◆ **Problem to solve**
Write out the listing below without alteration, omitting its pictures.

◆ **Given data**
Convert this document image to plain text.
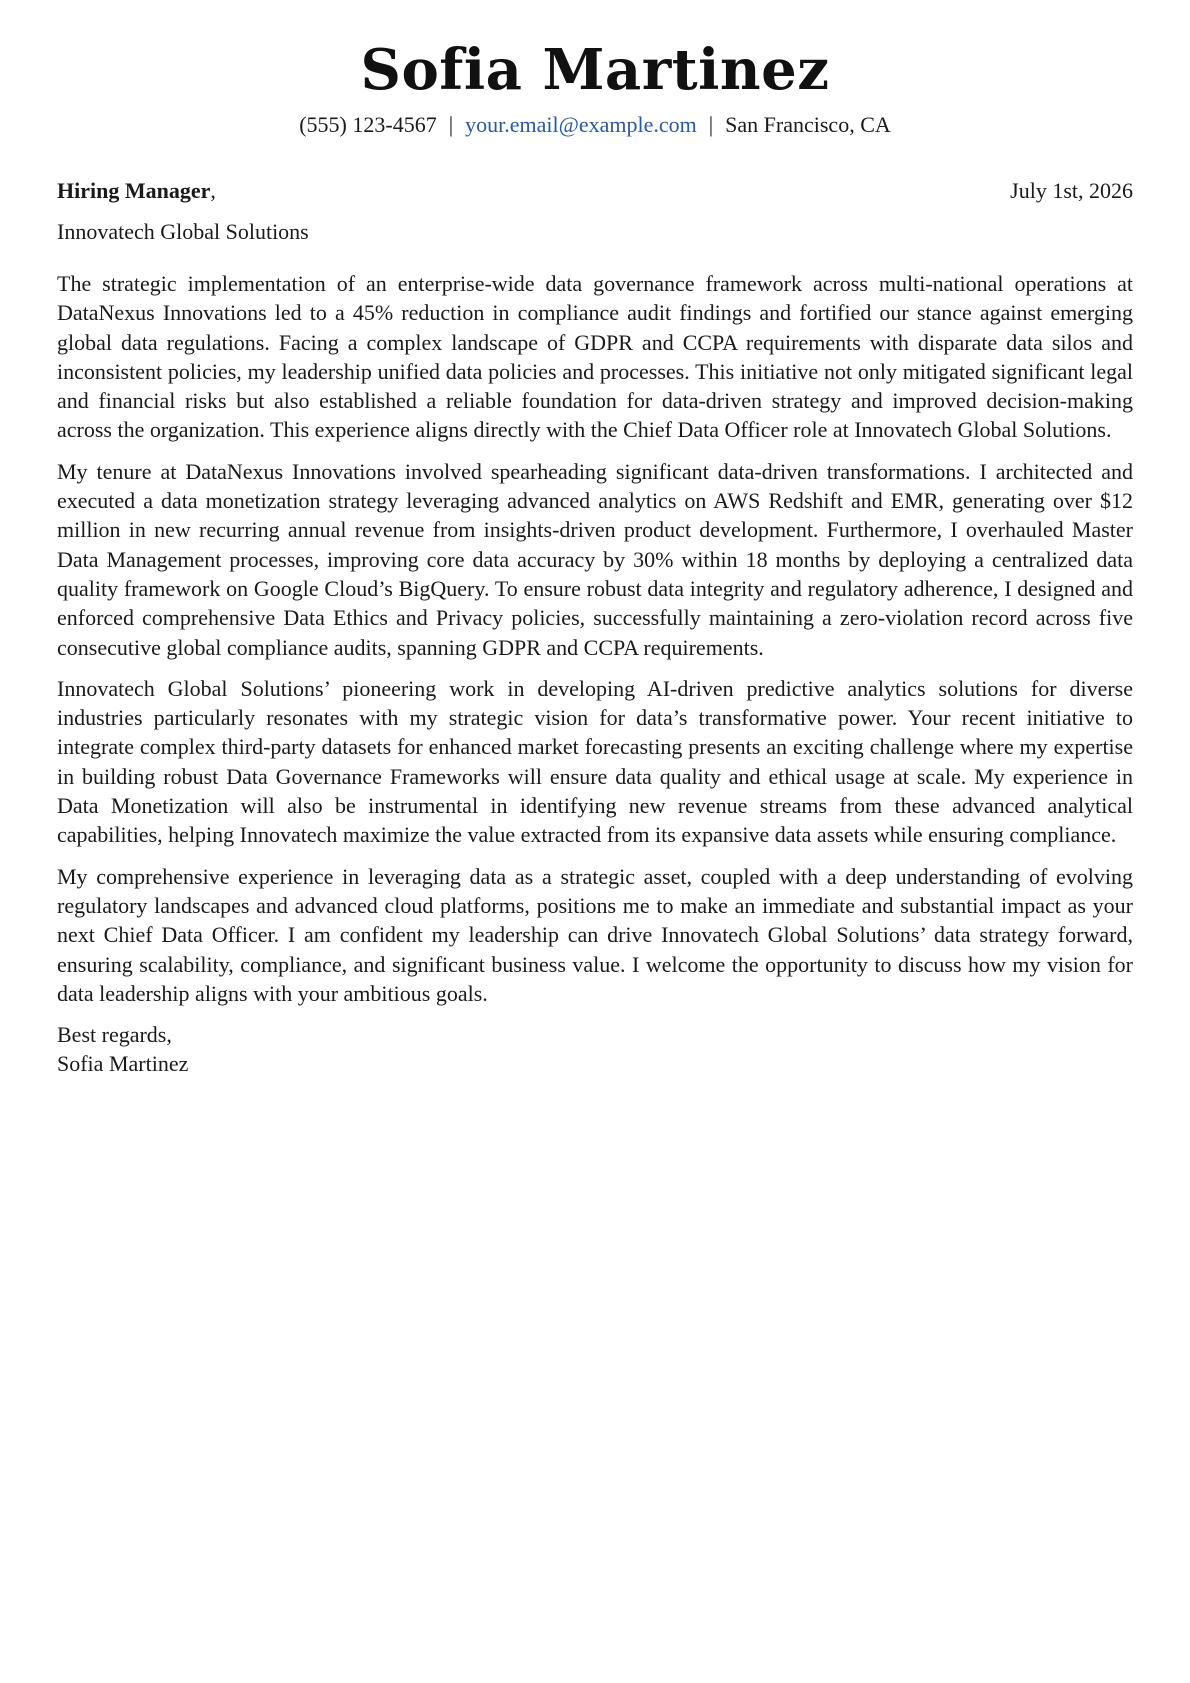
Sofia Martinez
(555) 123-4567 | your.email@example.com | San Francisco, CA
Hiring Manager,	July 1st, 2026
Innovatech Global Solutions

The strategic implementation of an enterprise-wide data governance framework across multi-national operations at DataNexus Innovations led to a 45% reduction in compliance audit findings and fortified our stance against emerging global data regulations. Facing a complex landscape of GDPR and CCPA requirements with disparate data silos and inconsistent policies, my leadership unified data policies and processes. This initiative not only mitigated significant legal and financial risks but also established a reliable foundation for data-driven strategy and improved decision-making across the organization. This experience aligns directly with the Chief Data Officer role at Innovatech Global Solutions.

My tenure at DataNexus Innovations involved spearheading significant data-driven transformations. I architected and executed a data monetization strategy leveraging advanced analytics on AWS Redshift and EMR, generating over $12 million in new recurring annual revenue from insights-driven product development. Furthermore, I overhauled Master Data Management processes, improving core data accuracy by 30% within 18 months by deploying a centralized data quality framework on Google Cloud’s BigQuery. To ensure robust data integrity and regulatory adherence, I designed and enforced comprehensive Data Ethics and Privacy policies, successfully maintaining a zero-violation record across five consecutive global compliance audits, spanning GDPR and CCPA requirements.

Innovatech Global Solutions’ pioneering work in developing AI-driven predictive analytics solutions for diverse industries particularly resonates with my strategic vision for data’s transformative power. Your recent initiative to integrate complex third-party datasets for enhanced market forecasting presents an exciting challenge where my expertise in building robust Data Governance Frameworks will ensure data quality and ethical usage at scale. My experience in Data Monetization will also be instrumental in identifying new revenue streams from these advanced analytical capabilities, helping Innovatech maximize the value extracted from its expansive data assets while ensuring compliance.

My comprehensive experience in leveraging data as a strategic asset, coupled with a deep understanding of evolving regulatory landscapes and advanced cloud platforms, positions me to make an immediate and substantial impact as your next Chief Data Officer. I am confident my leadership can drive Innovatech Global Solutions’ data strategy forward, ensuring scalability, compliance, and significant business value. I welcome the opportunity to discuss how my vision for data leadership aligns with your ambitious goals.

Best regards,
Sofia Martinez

◆ **Complete answer**
Convert this document image to plain text.
Sofia Martinez
(555) 123-4567 | your.email@example.com | San Francisco, CA
Hiring Manager,	July 1st, 2026
Innovatech Global Solutions

The strategic implementation of an enterprise-wide data governance framework across multi-national operations at DataNexus Innovations led to a 45% reduction in compliance audit findings and fortified our stance against emerging global data regulations. Facing a complex landscape of GDPR and CCPA requirements with disparate data silos and inconsistent policies, my leadership unified data policies and processes. This initiative not only mitigated significant legal and financial risks but also established a reliable foundation for data-driven strategy and improved decision-making across the organization. This experience aligns directly with the Chief Data Officer role at Innovatech Global Solutions.

My tenure at DataNexus Innovations involved spearheading significant data-driven transformations. I architected and executed a data monetization strategy leveraging advanced analytics on AWS Redshift and EMR, generating over $12 million in new recurring annual revenue from insights-driven product development. Furthermore, I overhauled Master Data Management processes, improving core data accuracy by 30% within 18 months by deploying a centralized data quality framework on Google Cloud’s BigQuery. To ensure robust data integrity and regulatory adherence, I designed and enforced comprehensive Data Ethics and Privacy policies, successfully maintaining a zero-violation record across five consecutive global compliance audits, spanning GDPR and CCPA requirements.

Innovatech Global Solutions’ pioneering work in developing AI-driven predictive analytics solutions for diverse industries particularly resonates with my strategic vision for data’s transformative power. Your recent initiative to integrate complex third-party datasets for enhanced market forecasting presents an exciting challenge where my expertise in building robust Data Governance Frameworks will ensure data quality and ethical usage at scale. My experience in Data Monetization will also be instrumental in identifying new revenue streams from these advanced analytical capabilities, helping Innovatech maximize the value extracted from its expansive data assets while ensuring compliance.

My comprehensive experience in leveraging data as a strategic asset, coupled with a deep understanding of evolving regulatory landscapes and advanced cloud platforms, positions me to make an immediate and substantial impact as your next Chief Data Officer. I am confident my leadership can drive Innovatech Global Solutions’ data strategy forward, ensuring scalability, compliance, and significant business value. I welcome the opportunity to discuss how my vision for data leadership aligns with your ambitious goals.

Best regards,
Sofia Martinez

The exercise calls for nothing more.